DATA PROVIDED
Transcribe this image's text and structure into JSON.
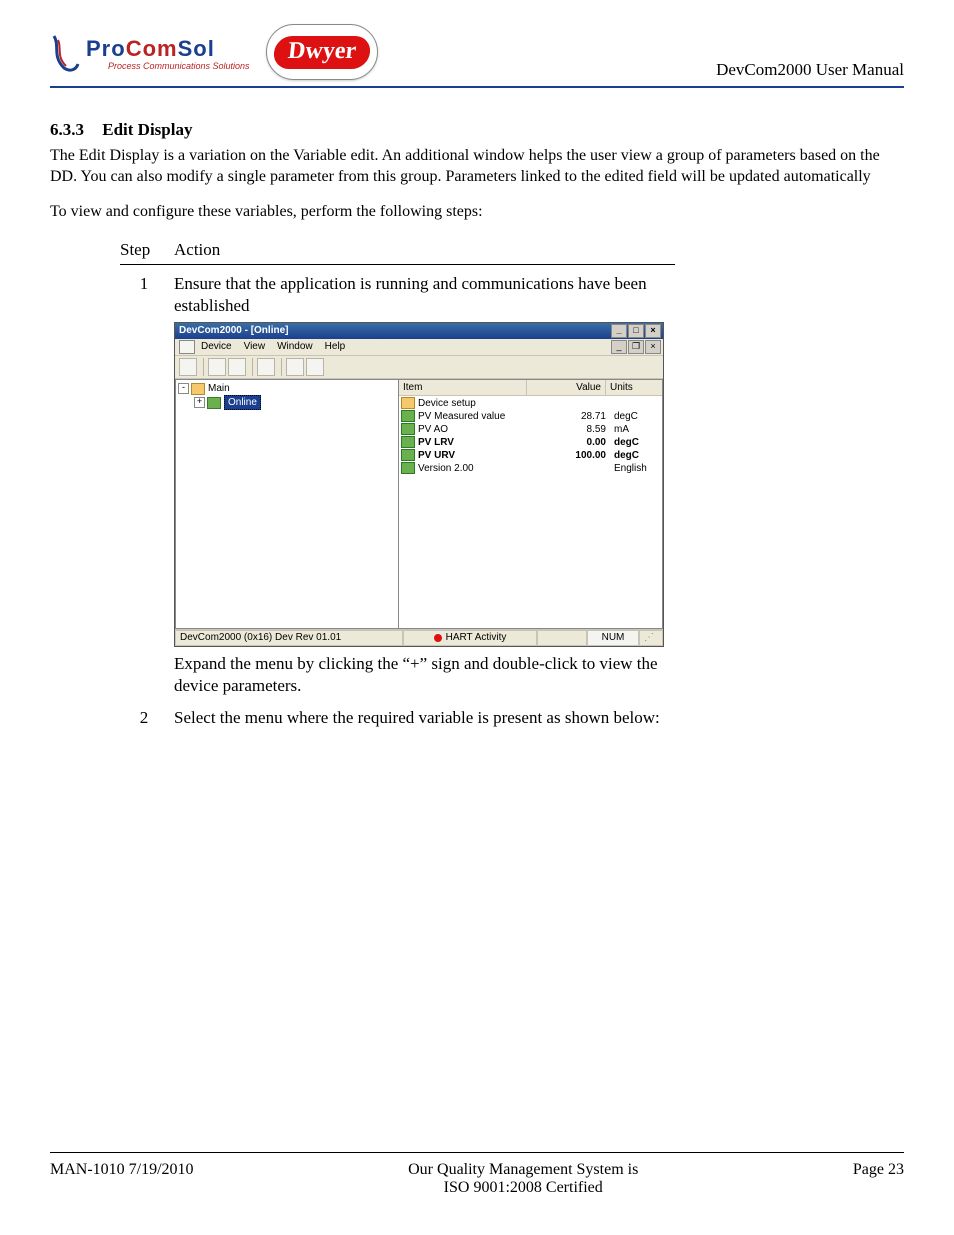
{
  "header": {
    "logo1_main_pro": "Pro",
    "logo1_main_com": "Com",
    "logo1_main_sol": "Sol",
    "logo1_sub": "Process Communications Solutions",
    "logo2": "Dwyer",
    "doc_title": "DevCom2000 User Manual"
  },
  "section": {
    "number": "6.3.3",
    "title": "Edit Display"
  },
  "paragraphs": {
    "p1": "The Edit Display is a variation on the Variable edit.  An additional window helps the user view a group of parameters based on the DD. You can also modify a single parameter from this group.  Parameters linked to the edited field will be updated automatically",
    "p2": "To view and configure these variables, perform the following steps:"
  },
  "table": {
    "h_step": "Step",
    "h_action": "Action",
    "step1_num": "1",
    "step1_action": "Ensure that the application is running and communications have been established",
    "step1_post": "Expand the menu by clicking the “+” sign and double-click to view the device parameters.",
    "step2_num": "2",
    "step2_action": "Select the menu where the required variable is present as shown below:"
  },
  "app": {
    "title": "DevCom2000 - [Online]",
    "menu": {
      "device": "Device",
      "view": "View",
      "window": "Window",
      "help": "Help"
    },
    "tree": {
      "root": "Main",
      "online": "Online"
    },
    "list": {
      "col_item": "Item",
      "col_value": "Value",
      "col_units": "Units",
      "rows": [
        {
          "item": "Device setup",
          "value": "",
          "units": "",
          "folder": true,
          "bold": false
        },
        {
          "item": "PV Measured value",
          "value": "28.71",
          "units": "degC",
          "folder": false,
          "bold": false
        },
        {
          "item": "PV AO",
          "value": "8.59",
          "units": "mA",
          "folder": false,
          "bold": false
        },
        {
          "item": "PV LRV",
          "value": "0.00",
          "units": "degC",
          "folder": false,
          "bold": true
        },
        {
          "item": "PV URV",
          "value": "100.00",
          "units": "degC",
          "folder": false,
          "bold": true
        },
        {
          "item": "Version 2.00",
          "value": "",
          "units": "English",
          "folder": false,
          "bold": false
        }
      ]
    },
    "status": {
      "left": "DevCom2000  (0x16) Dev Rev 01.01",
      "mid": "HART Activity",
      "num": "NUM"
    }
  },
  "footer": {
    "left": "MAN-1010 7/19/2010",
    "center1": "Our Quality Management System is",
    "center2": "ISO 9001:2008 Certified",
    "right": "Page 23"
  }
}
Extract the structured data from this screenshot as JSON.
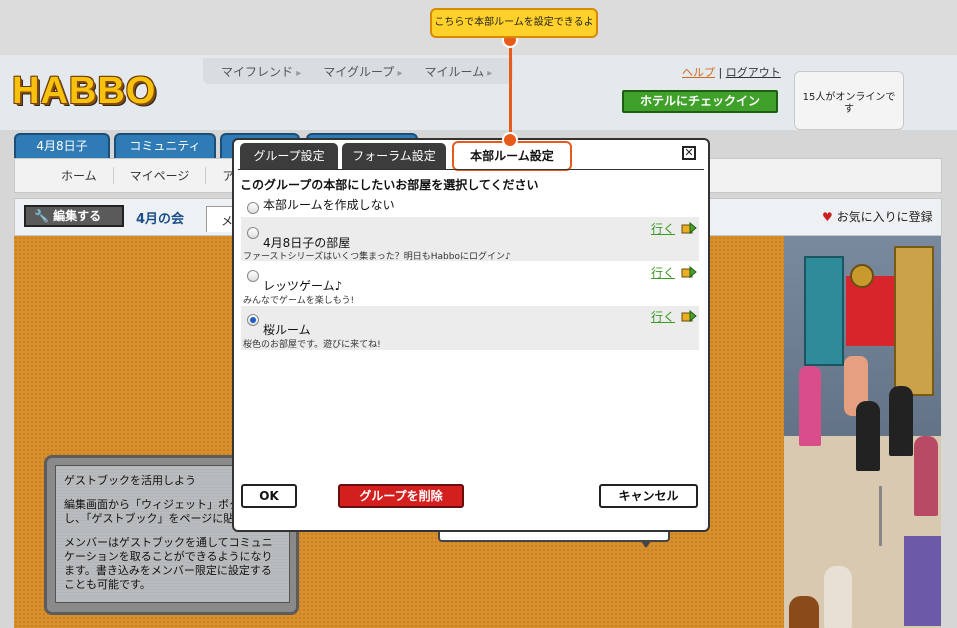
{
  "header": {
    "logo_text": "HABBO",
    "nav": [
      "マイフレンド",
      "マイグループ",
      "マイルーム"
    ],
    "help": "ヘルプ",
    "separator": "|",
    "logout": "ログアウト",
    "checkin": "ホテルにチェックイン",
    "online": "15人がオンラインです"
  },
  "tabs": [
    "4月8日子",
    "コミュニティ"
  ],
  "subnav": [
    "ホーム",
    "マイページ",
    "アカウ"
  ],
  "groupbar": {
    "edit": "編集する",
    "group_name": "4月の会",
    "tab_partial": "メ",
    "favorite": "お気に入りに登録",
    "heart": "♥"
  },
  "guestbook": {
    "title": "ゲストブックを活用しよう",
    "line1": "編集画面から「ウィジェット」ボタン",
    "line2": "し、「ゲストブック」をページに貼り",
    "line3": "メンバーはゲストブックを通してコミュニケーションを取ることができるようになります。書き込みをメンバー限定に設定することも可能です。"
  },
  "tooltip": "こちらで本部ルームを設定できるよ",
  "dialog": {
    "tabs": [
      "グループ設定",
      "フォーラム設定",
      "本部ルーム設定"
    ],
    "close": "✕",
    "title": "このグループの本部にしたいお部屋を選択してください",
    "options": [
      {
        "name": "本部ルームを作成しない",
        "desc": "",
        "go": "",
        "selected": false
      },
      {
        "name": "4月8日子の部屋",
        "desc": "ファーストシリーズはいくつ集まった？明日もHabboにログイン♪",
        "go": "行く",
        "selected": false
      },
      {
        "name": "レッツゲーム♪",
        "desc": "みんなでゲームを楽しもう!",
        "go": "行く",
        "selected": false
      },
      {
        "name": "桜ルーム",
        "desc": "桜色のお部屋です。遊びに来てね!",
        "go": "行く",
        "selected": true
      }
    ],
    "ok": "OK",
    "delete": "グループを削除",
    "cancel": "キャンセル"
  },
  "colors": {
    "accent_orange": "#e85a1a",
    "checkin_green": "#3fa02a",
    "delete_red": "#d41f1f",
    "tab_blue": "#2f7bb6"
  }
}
==
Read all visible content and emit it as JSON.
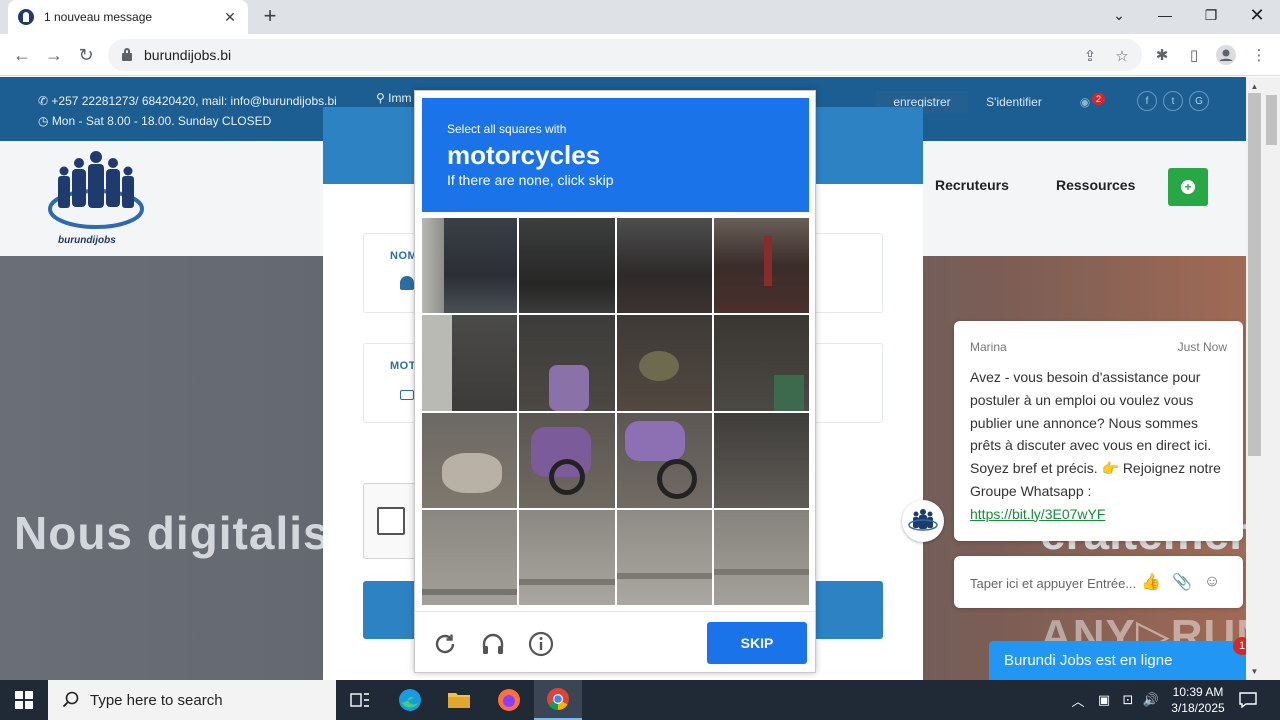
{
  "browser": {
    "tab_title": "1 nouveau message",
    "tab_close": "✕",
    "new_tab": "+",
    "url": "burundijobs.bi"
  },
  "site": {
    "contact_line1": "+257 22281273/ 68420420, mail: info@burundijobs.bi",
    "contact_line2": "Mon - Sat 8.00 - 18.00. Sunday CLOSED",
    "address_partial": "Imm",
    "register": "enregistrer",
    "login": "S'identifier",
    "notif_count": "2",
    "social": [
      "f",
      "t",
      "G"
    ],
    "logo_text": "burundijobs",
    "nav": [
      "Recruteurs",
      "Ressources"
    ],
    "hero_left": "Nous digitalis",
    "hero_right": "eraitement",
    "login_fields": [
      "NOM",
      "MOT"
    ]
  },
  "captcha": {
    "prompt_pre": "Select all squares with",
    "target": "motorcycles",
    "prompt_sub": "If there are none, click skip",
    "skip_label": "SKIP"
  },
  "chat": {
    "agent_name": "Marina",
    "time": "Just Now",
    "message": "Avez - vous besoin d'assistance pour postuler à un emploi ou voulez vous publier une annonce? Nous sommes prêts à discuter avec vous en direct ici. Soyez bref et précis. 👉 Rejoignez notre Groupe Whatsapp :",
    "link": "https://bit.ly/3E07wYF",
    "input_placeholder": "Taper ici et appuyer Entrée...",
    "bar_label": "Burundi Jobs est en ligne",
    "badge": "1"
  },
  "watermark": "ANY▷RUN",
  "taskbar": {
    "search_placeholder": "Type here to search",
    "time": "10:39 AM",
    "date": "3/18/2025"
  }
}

DIRECTIONS
Copy every line in the listing above where the string "burundijobs" turns up.

RESULT
    "url": "burundijobs.bi"
    "contact_line1": "+257 22281273/ 68420420, mail: info@burundijobs.bi",
    "logo_text": "burundijobs",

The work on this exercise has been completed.